[Start of Supplied data]
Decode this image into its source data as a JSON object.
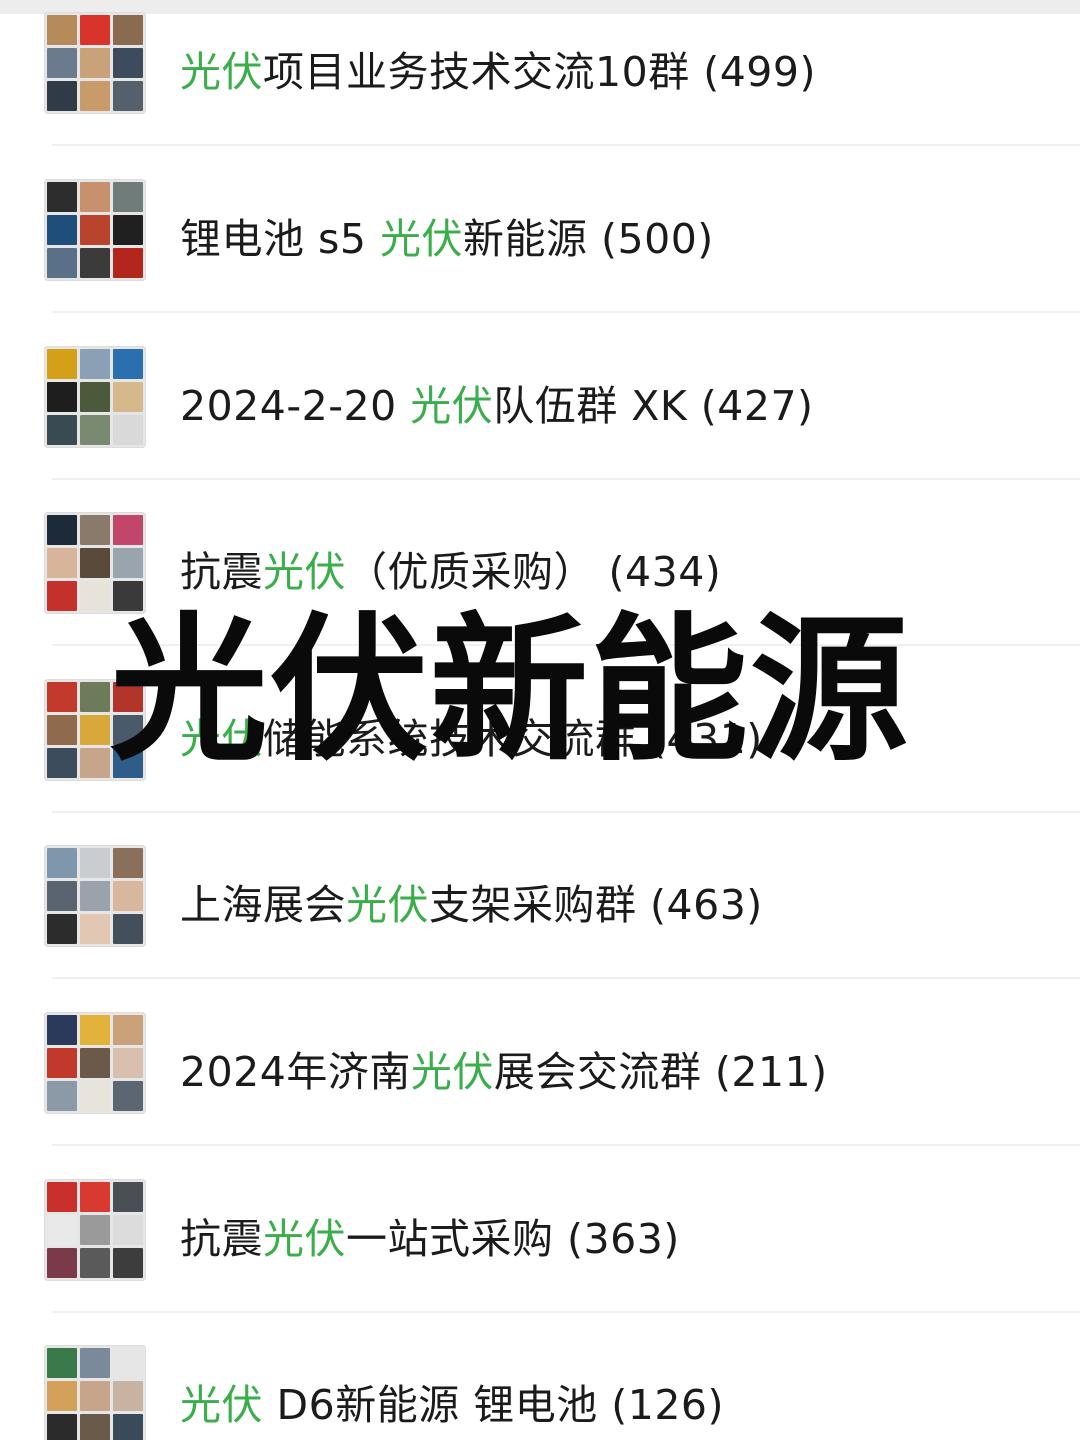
{
  "groups": [
    {
      "prefix": "",
      "highlight": "光伏",
      "suffix": "项目业务技术交流10群 (499)",
      "tiles": [
        "#b58b5a",
        "#d9342b",
        "#8a6b4f",
        "#6b7a8c",
        "#c9a27a",
        "#3d4b5c",
        "#2f3b47",
        "#c99b6a",
        "#54606c"
      ]
    },
    {
      "prefix": "锂电池 s5 ",
      "highlight": "光伏",
      "suffix": "新能源 (500)",
      "tiles": [
        "#2d2d2d",
        "#c7916e",
        "#6f7c7a",
        "#1f4e7a",
        "#b9442e",
        "#202020",
        "#5a6f88",
        "#3b3b3b",
        "#b3261e"
      ]
    },
    {
      "prefix": "2024-2-20 ",
      "highlight": "光伏",
      "suffix": "队伍群 XK (427)",
      "tiles": [
        "#d4a017",
        "#8aa0b5",
        "#2a6fb0",
        "#1e1e1e",
        "#4a5a3a",
        "#d6b98a",
        "#3a4a52",
        "#7a8a70",
        "#d9d9d9"
      ]
    },
    {
      "prefix": "抗震",
      "highlight": "光伏",
      "suffix": "（优质采购） (434)",
      "tiles": [
        "#1c2a3a",
        "#8a7a6a",
        "#c1466a",
        "#d7b49a",
        "#5a4a3a",
        "#9aa4ae",
        "#c4302b",
        "#e7e2da",
        "#3a3a3a"
      ]
    },
    {
      "prefix": "",
      "highlight": "光伏",
      "suffix": "储能系统技术交流群 (431)",
      "tiles": [
        "#c23a2b",
        "#6e7b5a",
        "#b2342a",
        "#8f6a4d",
        "#d8a83a",
        "#4b5a6a",
        "#3c4c5c",
        "#c7a58a",
        "#2f5d8a"
      ]
    },
    {
      "prefix": "上海展会",
      "highlight": "光伏",
      "suffix": "支架采购群 (463)",
      "tiles": [
        "#7f97ad",
        "#c9ccd0",
        "#8a6f5a",
        "#5a6470",
        "#9aa3ab",
        "#d8b79d",
        "#2c2c2c",
        "#e2c7b2",
        "#43505c"
      ]
    },
    {
      "prefix": "2024年济南",
      "highlight": "光伏",
      "suffix": "展会交流群 (211)",
      "tiles": [
        "#2a3a5a",
        "#e2b23a",
        "#c9a27a",
        "#c0392b",
        "#6b5a4a",
        "#d8bfae",
        "#8b9aa6",
        "#e8e4dc",
        "#5c6672"
      ]
    },
    {
      "prefix": "抗震",
      "highlight": "光伏",
      "suffix": "一站式采购 (363)",
      "tiles": [
        "#c9302c",
        "#d93a30",
        "#4a4f55",
        "#e9e9e9",
        "#9a9a9a",
        "#dcdcdc",
        "#7a3a4a",
        "#5a5a5a",
        "#3d3d3d"
      ]
    },
    {
      "prefix": "",
      "highlight": "光伏",
      "suffix": " D6新能源 锂电池 (126)",
      "tiles": [
        "#3a7a4a",
        "#7a8a9a",
        "#e6e6e6",
        "#d4a15a",
        "#c7a58a",
        "#c8b3a2",
        "#2b2b2b",
        "#6a5a4a",
        "#3a4a5a"
      ]
    }
  ],
  "overlay_text": "光伏新能源"
}
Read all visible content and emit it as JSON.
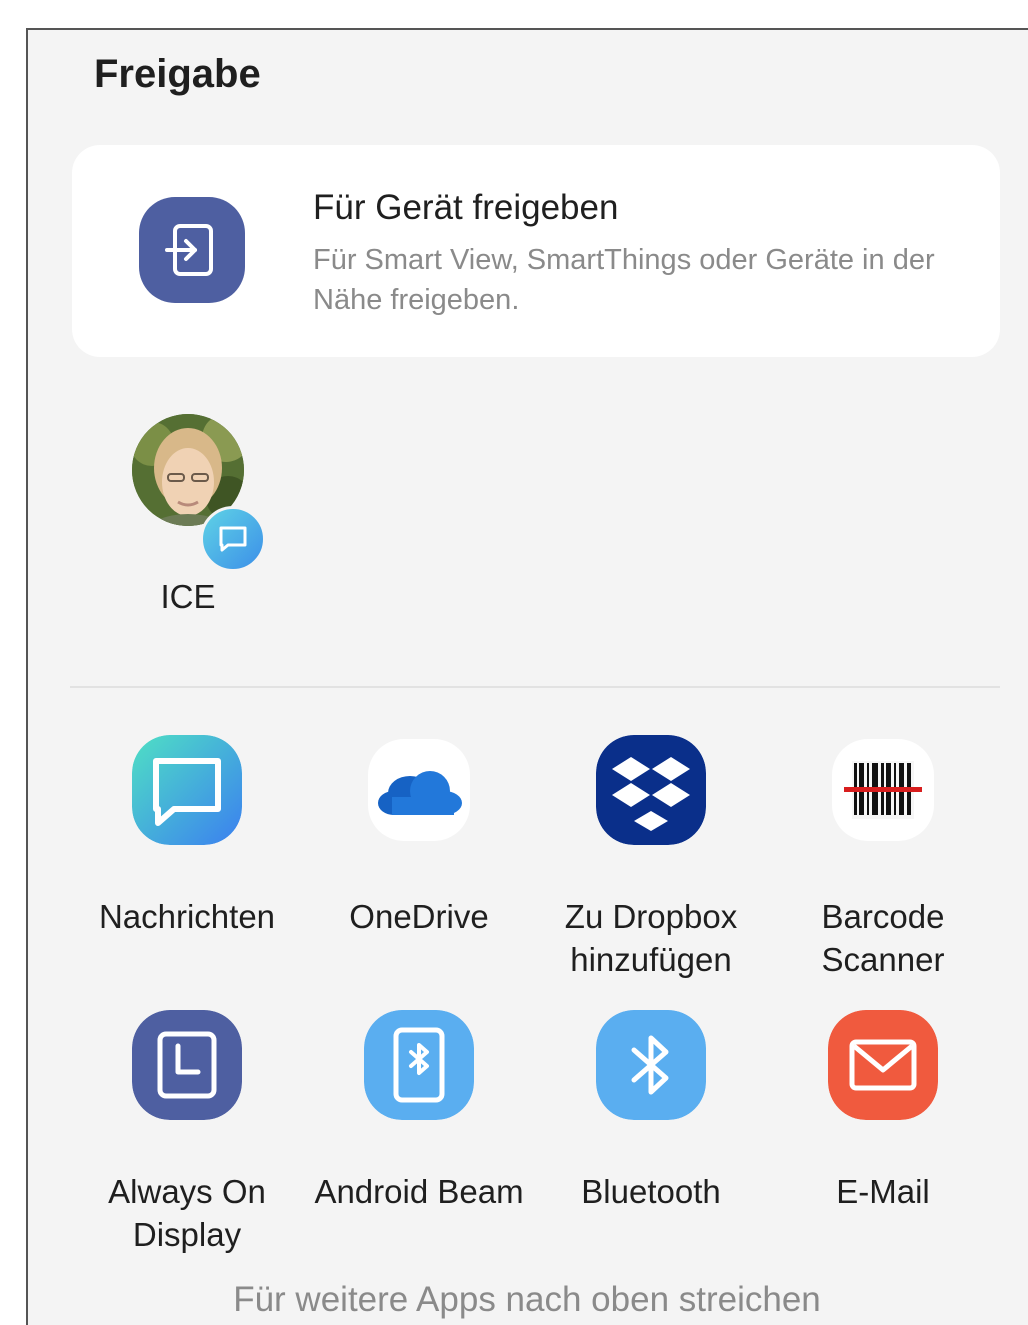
{
  "sheet": {
    "title": "Freigabe",
    "hint": "Für weitere Apps nach oben streichen"
  },
  "device_share": {
    "title": "Für Gerät freigeben",
    "description": "Für Smart View, SmartThings oder Geräte in der Nähe freigeben.",
    "icon": "share-to-device-icon"
  },
  "contacts": [
    {
      "label": "ICE",
      "badge_icon": "messages-badge-icon"
    }
  ],
  "apps": [
    {
      "label": "Nachrichten",
      "icon": "messages-icon"
    },
    {
      "label": "OneDrive",
      "icon": "onedrive-icon"
    },
    {
      "label": "Zu Dropbox hinzufügen",
      "icon": "dropbox-icon"
    },
    {
      "label": "Barcode Scanner",
      "icon": "barcode-scanner-icon"
    },
    {
      "label": "Always On Display",
      "icon": "always-on-display-icon"
    },
    {
      "label": "Android Beam",
      "icon": "android-beam-icon"
    },
    {
      "label": "Bluetooth",
      "icon": "bluetooth-icon"
    },
    {
      "label": "E-Mail",
      "icon": "email-icon"
    }
  ],
  "colors": {
    "sheet_background": "#f4f4f4",
    "card_background": "#ffffff",
    "device_icon": "#4e5fa1",
    "text_primary": "#1f1f1f",
    "text_secondary": "#8a8a8a"
  }
}
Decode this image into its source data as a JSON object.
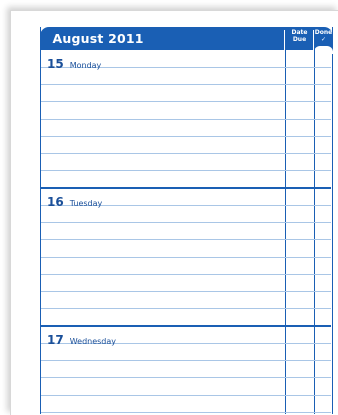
{
  "planner": {
    "month": "August 2011",
    "col_due": "Date\nDue",
    "col_done": "Done\n✓",
    "days": [
      {
        "num": "15",
        "name": "Monday"
      },
      {
        "num": "16",
        "name": "Tuesday"
      },
      {
        "num": "17",
        "name": "Wednesday"
      }
    ]
  },
  "colors": {
    "accent": "#1a5fb4",
    "rule": "#a9c6e6"
  }
}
[End of Supplied data]
Exercise details:
Reproduce the listing above exactly, excluding all pictures.

Worked answer:
Decode this image into its source data as a JSON object.
{
  "groups": [
    {
      "prefix": "",
      "highlight": "光伏",
      "suffix": "项目业务技术交流10群 (499)",
      "tiles": [
        "#b58b5a",
        "#d9342b",
        "#8a6b4f",
        "#6b7a8c",
        "#c9a27a",
        "#3d4b5c",
        "#2f3b47",
        "#c99b6a",
        "#54606c"
      ]
    },
    {
      "prefix": "锂电池 s5 ",
      "highlight": "光伏",
      "suffix": "新能源 (500)",
      "tiles": [
        "#2d2d2d",
        "#c7916e",
        "#6f7c7a",
        "#1f4e7a",
        "#b9442e",
        "#202020",
        "#5a6f88",
        "#3b3b3b",
        "#b3261e"
      ]
    },
    {
      "prefix": "2024-2-20 ",
      "highlight": "光伏",
      "suffix": "队伍群 XK (427)",
      "tiles": [
        "#d4a017",
        "#8aa0b5",
        "#2a6fb0",
        "#1e1e1e",
        "#4a5a3a",
        "#d6b98a",
        "#3a4a52",
        "#7a8a70",
        "#d9d9d9"
      ]
    },
    {
      "prefix": "抗震",
      "highlight": "光伏",
      "suffix": "（优质采购） (434)",
      "tiles": [
        "#1c2a3a",
        "#8a7a6a",
        "#c1466a",
        "#d7b49a",
        "#5a4a3a",
        "#9aa4ae",
        "#c4302b",
        "#e7e2da",
        "#3a3a3a"
      ]
    },
    {
      "prefix": "",
      "highlight": "光伏",
      "suffix": "储能系统技术交流群 (431)",
      "tiles": [
        "#c23a2b",
        "#6e7b5a",
        "#b2342a",
        "#8f6a4d",
        "#d8a83a",
        "#4b5a6a",
        "#3c4c5c",
        "#c7a58a",
        "#2f5d8a"
      ]
    },
    {
      "prefix": "上海展会",
      "highlight": "光伏",
      "suffix": "支架采购群 (463)",
      "tiles": [
        "#7f97ad",
        "#c9ccd0",
        "#8a6f5a",
        "#5a6470",
        "#9aa3ab",
        "#d8b79d",
        "#2c2c2c",
        "#e2c7b2",
        "#43505c"
      ]
    },
    {
      "prefix": "2024年济南",
      "highlight": "光伏",
      "suffix": "展会交流群 (211)",
      "tiles": [
        "#2a3a5a",
        "#e2b23a",
        "#c9a27a",
        "#c0392b",
        "#6b5a4a",
        "#d8bfae",
        "#8b9aa6",
        "#e8e4dc",
        "#5c6672"
      ]
    },
    {
      "prefix": "抗震",
      "highlight": "光伏",
      "suffix": "一站式采购 (363)",
      "tiles": [
        "#c9302c",
        "#d93a30",
        "#4a4f55",
        "#e9e9e9",
        "#9a9a9a",
        "#dcdcdc",
        "#7a3a4a",
        "#5a5a5a",
        "#3d3d3d"
      ]
    },
    {
      "prefix": "",
      "highlight": "光伏",
      "suffix": " D6新能源 锂电池 (126)",
      "tiles": [
        "#3a7a4a",
        "#7a8a9a",
        "#e6e6e6",
        "#d4a15a",
        "#c7a58a",
        "#c8b3a2",
        "#2b2b2b",
        "#6a5a4a",
        "#3a4a5a"
      ]
    }
  ],
  "overlay_text": "光伏新能源"
}
Read all visible content and emit it as JSON.
{
  "sheet": {
    "title": "Freigabe",
    "hint": "Für weitere Apps nach oben streichen"
  },
  "device_share": {
    "title": "Für Gerät freigeben",
    "description": "Für Smart View, SmartThings oder Geräte in der Nähe freigeben.",
    "icon": "share-to-device-icon"
  },
  "contacts": [
    {
      "label": "ICE",
      "badge_icon": "messages-badge-icon"
    }
  ],
  "apps": [
    {
      "label": "Nachrichten",
      "icon": "messages-icon"
    },
    {
      "label": "OneDrive",
      "icon": "onedrive-icon"
    },
    {
      "label": "Zu Dropbox hinzufügen",
      "icon": "dropbox-icon"
    },
    {
      "label": "Barcode Scanner",
      "icon": "barcode-scanner-icon"
    },
    {
      "label": "Always On Display",
      "icon": "always-on-display-icon"
    },
    {
      "label": "Android Beam",
      "icon": "android-beam-icon"
    },
    {
      "label": "Bluetooth",
      "icon": "bluetooth-icon"
    },
    {
      "label": "E-Mail",
      "icon": "email-icon"
    }
  ],
  "colors": {
    "sheet_background": "#f4f4f4",
    "card_background": "#ffffff",
    "device_icon": "#4e5fa1",
    "text_primary": "#1f1f1f",
    "text_secondary": "#8a8a8a"
  }
}
Decode this image into its source data as a JSON object.
{
  "planner": {
    "month": "August 2011",
    "col_due": "Date\nDue",
    "col_done": "Done\n✓",
    "days": [
      {
        "num": "15",
        "name": "Monday"
      },
      {
        "num": "16",
        "name": "Tuesday"
      },
      {
        "num": "17",
        "name": "Wednesday"
      }
    ]
  },
  "colors": {
    "accent": "#1a5fb4",
    "rule": "#a9c6e6"
  }
}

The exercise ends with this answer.